(Data shown)
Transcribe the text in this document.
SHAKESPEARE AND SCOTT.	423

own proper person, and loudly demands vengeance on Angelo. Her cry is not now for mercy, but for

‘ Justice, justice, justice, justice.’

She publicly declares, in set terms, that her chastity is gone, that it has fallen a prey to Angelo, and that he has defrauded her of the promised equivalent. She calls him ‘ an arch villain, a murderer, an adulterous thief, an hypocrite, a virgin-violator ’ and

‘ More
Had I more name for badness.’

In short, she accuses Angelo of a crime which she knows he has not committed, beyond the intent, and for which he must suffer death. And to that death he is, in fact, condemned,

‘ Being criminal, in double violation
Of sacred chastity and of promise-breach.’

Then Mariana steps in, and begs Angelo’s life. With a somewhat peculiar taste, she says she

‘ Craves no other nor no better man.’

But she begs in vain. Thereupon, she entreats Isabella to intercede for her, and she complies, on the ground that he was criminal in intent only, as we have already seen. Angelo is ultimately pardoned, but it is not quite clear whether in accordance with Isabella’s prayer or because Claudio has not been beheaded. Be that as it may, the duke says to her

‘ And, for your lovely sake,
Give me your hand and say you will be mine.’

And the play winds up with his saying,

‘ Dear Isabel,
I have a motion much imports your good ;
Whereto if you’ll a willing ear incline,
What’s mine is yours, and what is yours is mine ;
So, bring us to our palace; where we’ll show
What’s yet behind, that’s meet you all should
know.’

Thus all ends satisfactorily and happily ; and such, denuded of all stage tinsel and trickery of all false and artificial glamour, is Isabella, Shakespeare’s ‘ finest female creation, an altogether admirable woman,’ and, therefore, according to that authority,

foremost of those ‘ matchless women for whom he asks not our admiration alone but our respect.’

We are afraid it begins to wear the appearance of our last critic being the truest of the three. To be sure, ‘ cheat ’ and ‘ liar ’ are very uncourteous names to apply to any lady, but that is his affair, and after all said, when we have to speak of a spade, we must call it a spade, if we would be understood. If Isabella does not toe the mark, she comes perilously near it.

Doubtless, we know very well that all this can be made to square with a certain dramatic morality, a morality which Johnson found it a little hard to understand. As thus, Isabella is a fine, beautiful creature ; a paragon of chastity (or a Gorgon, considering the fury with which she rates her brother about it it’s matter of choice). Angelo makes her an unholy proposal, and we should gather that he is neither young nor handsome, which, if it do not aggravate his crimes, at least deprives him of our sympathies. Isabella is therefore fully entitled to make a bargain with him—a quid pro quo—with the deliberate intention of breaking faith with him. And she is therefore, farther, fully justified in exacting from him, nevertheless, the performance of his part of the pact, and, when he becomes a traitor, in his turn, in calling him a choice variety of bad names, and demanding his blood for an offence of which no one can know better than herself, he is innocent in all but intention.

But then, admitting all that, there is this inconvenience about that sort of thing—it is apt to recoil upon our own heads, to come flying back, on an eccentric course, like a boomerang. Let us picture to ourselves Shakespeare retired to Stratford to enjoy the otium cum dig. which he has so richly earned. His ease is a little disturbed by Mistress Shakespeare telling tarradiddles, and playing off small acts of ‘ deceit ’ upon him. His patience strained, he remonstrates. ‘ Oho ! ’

(Written task)
Repeat each record exactly, leaving nothing out.

(Finished exercise)
Transcribe the text in this document.
SHAKESPEARE AND SCOTT.	423

own proper person, and loudly demands vengeance on Angelo. Her cry is not now for mercy, but for

‘ Justice, justice, justice, justice.’

She publicly declares, in set terms, that her chastity is gone, that it has fallen a prey to Angelo, and that he has defrauded her of the promised equivalent. She calls him ‘ an arch villain, a murderer, an adulterous thief, an hypocrite, a virgin-violator ’ and

‘ More
Had I more name for badness.’

In short, she accuses Angelo of a crime which she knows he has not committed, beyond the intent, and for which he must suffer death. And to that death he is, in fact, condemned,

‘ Being criminal, in double violation
Of sacred chastity and of promise-breach.’

Then Mariana steps in, and begs Angelo’s life. With a somewhat peculiar taste, she says she

‘ Craves no other nor no better man.’

But she begs in vain. Thereupon, she entreats Isabella to intercede for her, and she complies, on the ground that he was criminal in intent only, as we have already seen. Angelo is ultimately pardoned, but it is not quite clear whether in accordance with Isabella’s prayer or because Claudio has not been beheaded. Be that as it may, the duke says to her

‘ And, for your lovely sake,
Give me your hand and say you will be mine.’

And the play winds up with his saying,

‘ Dear Isabel,
I have a motion much imports your good ;
Whereto if you’ll a willing ear incline,
What’s mine is yours, and what is yours is mine ;
So, bring us to our palace; where we’ll show
What’s yet behind, that’s meet you all should
know.’

Thus all ends satisfactorily and happily ; and such, denuded of all stage tinsel and trickery of all false and artificial glamour, is Isabella, Shakespeare’s ‘ finest female creation, an altogether admirable woman,’ and, therefore, according to that authority,

foremost of those ‘ matchless women for whom he asks not our admiration alone but our respect.’

We are afraid it begins to wear the appearance of our last critic being the truest of the three. To be sure, ‘ cheat ’ and ‘ liar ’ are very uncourteous names to apply to any lady, but that is his affair, and after all said, when we have to speak of a spade, we must call it a spade, if we would be understood. If Isabella does not toe the mark, she comes perilously near it.

Doubtless, we know very well that all this can be made to square with a certain dramatic morality, a morality which Johnson found it a little hard to understand. As thus, Isabella is a fine, beautiful creature ; a paragon of chastity (or a Gorgon, considering the fury with which she rates her brother about it it’s matter of choice). Angelo makes her an unholy proposal, and we should gather that he is neither young nor handsome, which, if it do not aggravate his crimes, at least deprives him of our sympathies. Isabella is therefore fully entitled to make a bargain with him—a quid pro quo—with the deliberate intention of breaking faith with him. And she is therefore, farther, fully justified in exacting from him, nevertheless, the performance of his part of the pact, and, when he becomes a traitor, in his turn, in calling him a choice variety of bad names, and demanding his blood for an offence of which no one can know better than herself, he is innocent in all but intention.

But then, admitting all that, there is this inconvenience about that sort of thing—it is apt to recoil upon our own heads, to come flying back, on an eccentric course, like a boomerang. Let us picture to ourselves Shakespeare retired to Stratford to enjoy the otium cum dig. which he has so richly earned. His ease is a little disturbed by Mistress Shakespeare telling tarradiddles, and playing off small acts of ‘ deceit ’ upon him. His patience strained, he remonstrates. ‘ Oho ! ’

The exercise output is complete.